Retype all of the listing exactly, passing over any picture you find.

==== Rows ====

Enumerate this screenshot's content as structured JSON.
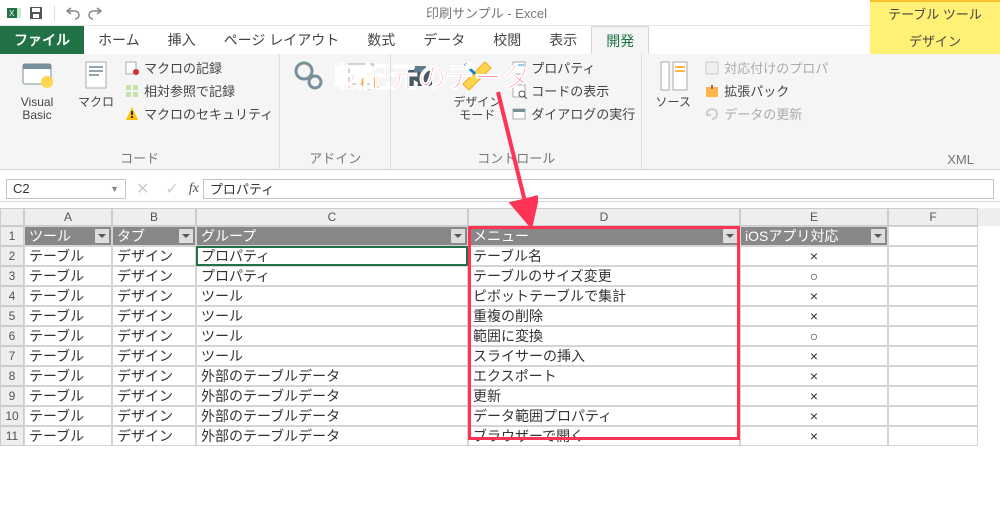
{
  "titlebar": {
    "title": "印刷サンプル - Excel"
  },
  "tabletools": {
    "header": "テーブル ツール",
    "tab": "デザイン"
  },
  "tabs": {
    "file": "ファイル",
    "home": "ホーム",
    "insert": "挿入",
    "page": "ページ レイアウト",
    "formula": "数式",
    "data": "データ",
    "review": "校閲",
    "view": "表示",
    "dev": "開発"
  },
  "ribbon": {
    "code": {
      "label": "コード",
      "vb": "Visual Basic",
      "macro": "マクロ",
      "record": "マクロの記録",
      "relref": "相対参照で記録",
      "security": "マクロのセキュリティ"
    },
    "addin": {
      "label": "アドイン"
    },
    "control": {
      "label": "コントロール",
      "designmode": "デザイン\nモード",
      "prop": "プロパティ",
      "code": "コードの表示",
      "dialog": "ダイアログの実行"
    },
    "xml": {
      "label": "XML",
      "source": "ソース",
      "mapprop": "対応付けのプロパ",
      "pack": "拡張パック",
      "refresh": "データの更新"
    }
  },
  "formula": {
    "namebox": "C2",
    "value": "プロパティ"
  },
  "annotation": {
    "text": "転記元のデータ"
  },
  "table": {
    "headers": [
      "ツール",
      "タブ",
      "グループ",
      "メニュー",
      "iOSアプリ対応"
    ],
    "rows": [
      [
        "テーブル",
        "デザイン",
        "プロパティ",
        "テーブル名",
        "×"
      ],
      [
        "テーブル",
        "デザイン",
        "プロパティ",
        "テーブルのサイズ変更",
        "○"
      ],
      [
        "テーブル",
        "デザイン",
        "ツール",
        "ピボットテーブルで集計",
        "×"
      ],
      [
        "テーブル",
        "デザイン",
        "ツール",
        "重複の削除",
        "×"
      ],
      [
        "テーブル",
        "デザイン",
        "ツール",
        "範囲に変換",
        "○"
      ],
      [
        "テーブル",
        "デザイン",
        "ツール",
        "スライサーの挿入",
        "×"
      ],
      [
        "テーブル",
        "デザイン",
        "外部のテーブルデータ",
        "エクスポート",
        "×"
      ],
      [
        "テーブル",
        "デザイン",
        "外部のテーブルデータ",
        "更新",
        "×"
      ],
      [
        "テーブル",
        "デザイン",
        "外部のテーブルデータ",
        "データ範囲プロパティ",
        "×"
      ],
      [
        "テーブル",
        "デザイン",
        "外部のテーブルデータ",
        "ブラウザーで開く",
        "×"
      ]
    ]
  }
}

====

◆ **Right answer**
Enumerate this screenshot's content as structured JSON.
{
  "titlebar": {
    "title": "印刷サンプル - Excel"
  },
  "tabletools": {
    "header": "テーブル ツール",
    "tab": "デザイン"
  },
  "tabs": {
    "file": "ファイル",
    "home": "ホーム",
    "insert": "挿入",
    "page": "ページ レイアウト",
    "formula": "数式",
    "data": "データ",
    "review": "校閲",
    "view": "表示",
    "dev": "開発"
  },
  "ribbon": {
    "code": {
      "label": "コード",
      "vb": "Visual Basic",
      "macro": "マクロ",
      "record": "マクロの記録",
      "relref": "相対参照で記録",
      "security": "マクロのセキュリティ"
    },
    "addin": {
      "label": "アドイン"
    },
    "control": {
      "label": "コントロール",
      "designmode": "デザイン\nモード",
      "prop": "プロパティ",
      "code": "コードの表示",
      "dialog": "ダイアログの実行"
    },
    "xml": {
      "label": "XML",
      "source": "ソース",
      "mapprop": "対応付けのプロパ",
      "pack": "拡張パック",
      "refresh": "データの更新"
    }
  },
  "formula": {
    "namebox": "C2",
    "value": "プロパティ"
  },
  "annotation": {
    "text": "転記元のデータ"
  },
  "table": {
    "headers": [
      "ツール",
      "タブ",
      "グループ",
      "メニュー",
      "iOSアプリ対応"
    ],
    "rows": [
      [
        "テーブル",
        "デザイン",
        "プロパティ",
        "テーブル名",
        "×"
      ],
      [
        "テーブル",
        "デザイン",
        "プロパティ",
        "テーブルのサイズ変更",
        "○"
      ],
      [
        "テーブル",
        "デザイン",
        "ツール",
        "ピボットテーブルで集計",
        "×"
      ],
      [
        "テーブル",
        "デザイン",
        "ツール",
        "重複の削除",
        "×"
      ],
      [
        "テーブル",
        "デザイン",
        "ツール",
        "範囲に変換",
        "○"
      ],
      [
        "テーブル",
        "デザイン",
        "ツール",
        "スライサーの挿入",
        "×"
      ],
      [
        "テーブル",
        "デザイン",
        "外部のテーブルデータ",
        "エクスポート",
        "×"
      ],
      [
        "テーブル",
        "デザイン",
        "外部のテーブルデータ",
        "更新",
        "×"
      ],
      [
        "テーブル",
        "デザイン",
        "外部のテーブルデータ",
        "データ範囲プロパティ",
        "×"
      ],
      [
        "テーブル",
        "デザイン",
        "外部のテーブルデータ",
        "ブラウザーで開く",
        "×"
      ]
    ]
  }
}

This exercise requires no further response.